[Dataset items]
# # # # # # #

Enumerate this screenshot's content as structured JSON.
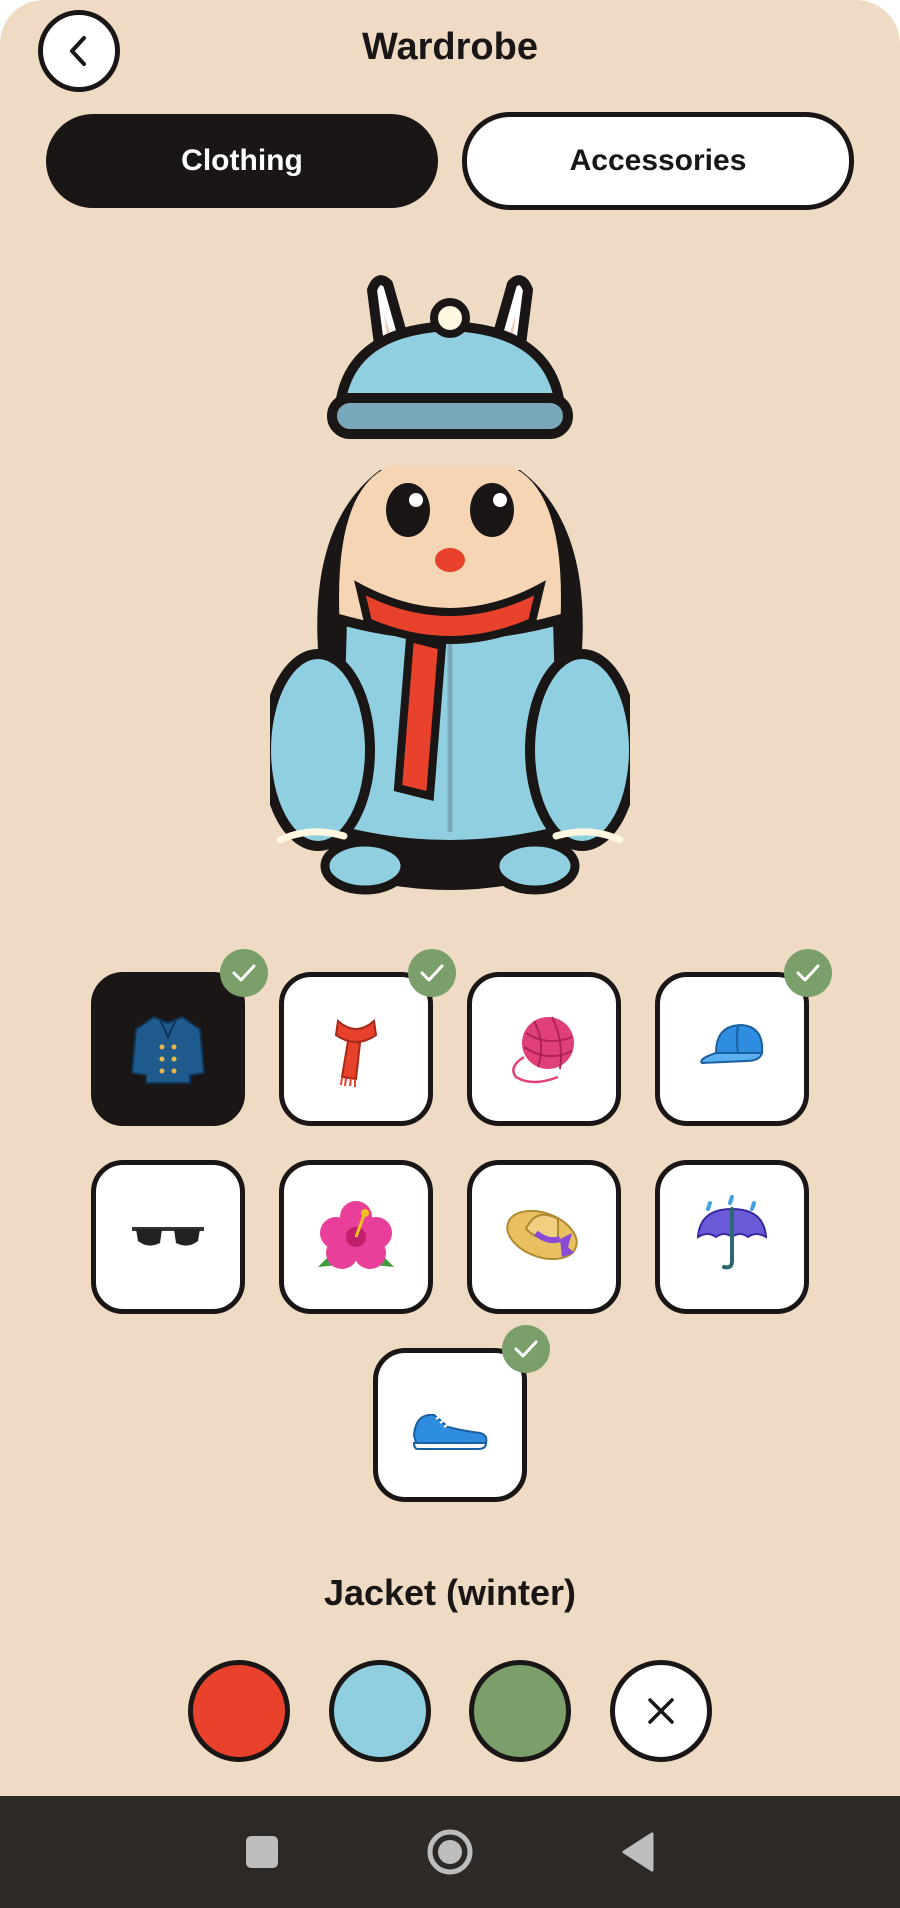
{
  "header": {
    "title": "Wardrobe",
    "back_icon": "chevron-left-icon"
  },
  "tabs": [
    {
      "label": "Clothing",
      "active": true
    },
    {
      "label": "Accessories",
      "active": false
    }
  ],
  "items": [
    {
      "icon": "coat-icon",
      "selected": true,
      "equipped": true
    },
    {
      "icon": "scarf-icon",
      "selected": false,
      "equipped": true
    },
    {
      "icon": "yarn-ball-icon",
      "selected": false,
      "equipped": false
    },
    {
      "icon": "cap-icon",
      "selected": false,
      "equipped": true
    },
    {
      "icon": "sunglasses-icon",
      "selected": false,
      "equipped": false
    },
    {
      "icon": "hibiscus-icon",
      "selected": false,
      "equipped": false
    },
    {
      "icon": "sun-hat-icon",
      "selected": false,
      "equipped": false
    },
    {
      "icon": "umbrella-icon",
      "selected": false,
      "equipped": false
    },
    {
      "icon": "sneaker-icon",
      "selected": false,
      "equipped": true
    }
  ],
  "selected_item": {
    "name": "Jacket (winter)"
  },
  "swatches": [
    {
      "name": "red",
      "color": "#e8412c"
    },
    {
      "name": "light-blue",
      "color": "#8fcfe0"
    },
    {
      "name": "green",
      "color": "#7a9f6a"
    },
    {
      "name": "none",
      "color": "#ffffff"
    }
  ],
  "colors": {
    "background": "#efdbc3",
    "ink": "#1a1616",
    "accent_check": "#7a9f6a",
    "navbar": "#2d2926"
  },
  "navbar": {
    "icons": [
      "square-icon",
      "circle-home-icon",
      "triangle-back-icon"
    ]
  }
}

# # # # # # #

### Directions
Without the pictures, write out the whole listing above exactly as it appears.

### Output
Enumerate this screenshot's content as structured JSON.
{
  "header": {
    "title": "Wardrobe",
    "back_icon": "chevron-left-icon"
  },
  "tabs": [
    {
      "label": "Clothing",
      "active": true
    },
    {
      "label": "Accessories",
      "active": false
    }
  ],
  "items": [
    {
      "icon": "coat-icon",
      "selected": true,
      "equipped": true
    },
    {
      "icon": "scarf-icon",
      "selected": false,
      "equipped": true
    },
    {
      "icon": "yarn-ball-icon",
      "selected": false,
      "equipped": false
    },
    {
      "icon": "cap-icon",
      "selected": false,
      "equipped": true
    },
    {
      "icon": "sunglasses-icon",
      "selected": false,
      "equipped": false
    },
    {
      "icon": "hibiscus-icon",
      "selected": false,
      "equipped": false
    },
    {
      "icon": "sun-hat-icon",
      "selected": false,
      "equipped": false
    },
    {
      "icon": "umbrella-icon",
      "selected": false,
      "equipped": false
    },
    {
      "icon": "sneaker-icon",
      "selected": false,
      "equipped": true
    }
  ],
  "selected_item": {
    "name": "Jacket (winter)"
  },
  "swatches": [
    {
      "name": "red",
      "color": "#e8412c"
    },
    {
      "name": "light-blue",
      "color": "#8fcfe0"
    },
    {
      "name": "green",
      "color": "#7a9f6a"
    },
    {
      "name": "none",
      "color": "#ffffff"
    }
  ],
  "colors": {
    "background": "#efdbc3",
    "ink": "#1a1616",
    "accent_check": "#7a9f6a",
    "navbar": "#2d2926"
  },
  "navbar": {
    "icons": [
      "square-icon",
      "circle-home-icon",
      "triangle-back-icon"
    ]
  }
}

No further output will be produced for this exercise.